> [YOUR INSTRUCTIONS]
Omit the pictures and return every entry exactly as written.

> [STORED RECORDS]
==================================================
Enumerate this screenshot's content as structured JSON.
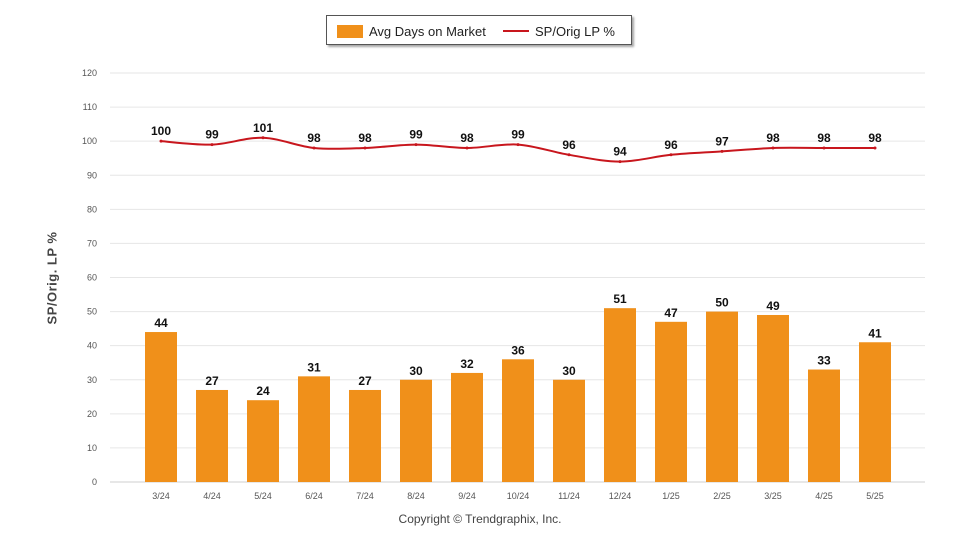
{
  "legend": {
    "bar_label": "Avg Days on Market",
    "line_label": "SP/Orig LP %"
  },
  "footer": {
    "copyright": "Copyright © Trendgraphix, Inc."
  },
  "colors": {
    "bar": "#f0901a",
    "line": "#c8161d",
    "grid": "#e6e6e6"
  },
  "chart_data": {
    "type": "bar",
    "title": "",
    "xlabel": "",
    "ylabel": "SP/Orig. LP %",
    "ylim": [
      0,
      120
    ],
    "yticks": [
      0,
      10,
      20,
      30,
      40,
      50,
      60,
      70,
      80,
      90,
      100,
      110,
      120
    ],
    "grid": true,
    "legend_position": "top-center",
    "categories": [
      "3/24",
      "4/24",
      "5/24",
      "6/24",
      "7/24",
      "8/24",
      "9/24",
      "10/24",
      "11/24",
      "12/24",
      "1/25",
      "2/25",
      "3/25",
      "4/25",
      "5/25"
    ],
    "series": [
      {
        "name": "Avg Days on Market",
        "type": "bar",
        "values": [
          44,
          27,
          24,
          31,
          27,
          30,
          32,
          36,
          30,
          51,
          47,
          50,
          49,
          33,
          41
        ]
      },
      {
        "name": "SP/Orig LP %",
        "type": "line",
        "values": [
          100,
          99,
          101,
          98,
          98,
          99,
          98,
          99,
          96,
          94,
          96,
          97,
          98,
          98,
          98
        ]
      }
    ]
  }
}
==================================================
> [RESPONSE FOR THIS EXERCISE]
Enumerate this screenshot's content as structured JSON.
{
  "legend": {
    "bar_label": "Avg Days on Market",
    "line_label": "SP/Orig LP %"
  },
  "footer": {
    "copyright": "Copyright © Trendgraphix, Inc."
  },
  "colors": {
    "bar": "#f0901a",
    "line": "#c8161d",
    "grid": "#e6e6e6"
  },
  "chart_data": {
    "type": "bar",
    "title": "",
    "xlabel": "",
    "ylabel": "SP/Orig. LP %",
    "ylim": [
      0,
      120
    ],
    "yticks": [
      0,
      10,
      20,
      30,
      40,
      50,
      60,
      70,
      80,
      90,
      100,
      110,
      120
    ],
    "grid": true,
    "legend_position": "top-center",
    "categories": [
      "3/24",
      "4/24",
      "5/24",
      "6/24",
      "7/24",
      "8/24",
      "9/24",
      "10/24",
      "11/24",
      "12/24",
      "1/25",
      "2/25",
      "3/25",
      "4/25",
      "5/25"
    ],
    "series": [
      {
        "name": "Avg Days on Market",
        "type": "bar",
        "values": [
          44,
          27,
          24,
          31,
          27,
          30,
          32,
          36,
          30,
          51,
          47,
          50,
          49,
          33,
          41
        ]
      },
      {
        "name": "SP/Orig LP %",
        "type": "line",
        "values": [
          100,
          99,
          101,
          98,
          98,
          99,
          98,
          99,
          96,
          94,
          96,
          97,
          98,
          98,
          98
        ]
      }
    ]
  }
}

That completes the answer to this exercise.